## Exercise requirements
Look through the material below for "Enzig". Copy every line that contains it.

## Stored records
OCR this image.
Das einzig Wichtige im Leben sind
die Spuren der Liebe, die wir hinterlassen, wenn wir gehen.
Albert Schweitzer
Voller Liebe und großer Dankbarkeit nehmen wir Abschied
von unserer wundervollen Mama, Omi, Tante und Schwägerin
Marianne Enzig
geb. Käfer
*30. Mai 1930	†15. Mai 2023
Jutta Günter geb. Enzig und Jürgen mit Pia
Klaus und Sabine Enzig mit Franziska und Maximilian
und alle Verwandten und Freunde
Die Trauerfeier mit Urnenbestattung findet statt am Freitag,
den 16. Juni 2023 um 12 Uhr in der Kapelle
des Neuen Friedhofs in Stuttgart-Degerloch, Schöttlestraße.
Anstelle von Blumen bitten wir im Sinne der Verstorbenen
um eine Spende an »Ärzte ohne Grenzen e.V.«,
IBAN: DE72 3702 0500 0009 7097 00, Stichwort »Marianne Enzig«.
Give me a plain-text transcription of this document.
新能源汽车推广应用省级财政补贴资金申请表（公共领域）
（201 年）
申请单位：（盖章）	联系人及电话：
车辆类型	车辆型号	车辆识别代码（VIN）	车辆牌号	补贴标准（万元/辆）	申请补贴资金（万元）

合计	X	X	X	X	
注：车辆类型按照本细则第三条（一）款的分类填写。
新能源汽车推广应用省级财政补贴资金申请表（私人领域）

## Task output
Marianne Enzig
Jutta Günter geb. Enzig und Jürgen mit Pia
Klaus und Sabine Enzig mit Franziska und Maximilian
IBAN: DE72 3702 0500 0009 7097 00, Stichwort »Marianne Enzig«.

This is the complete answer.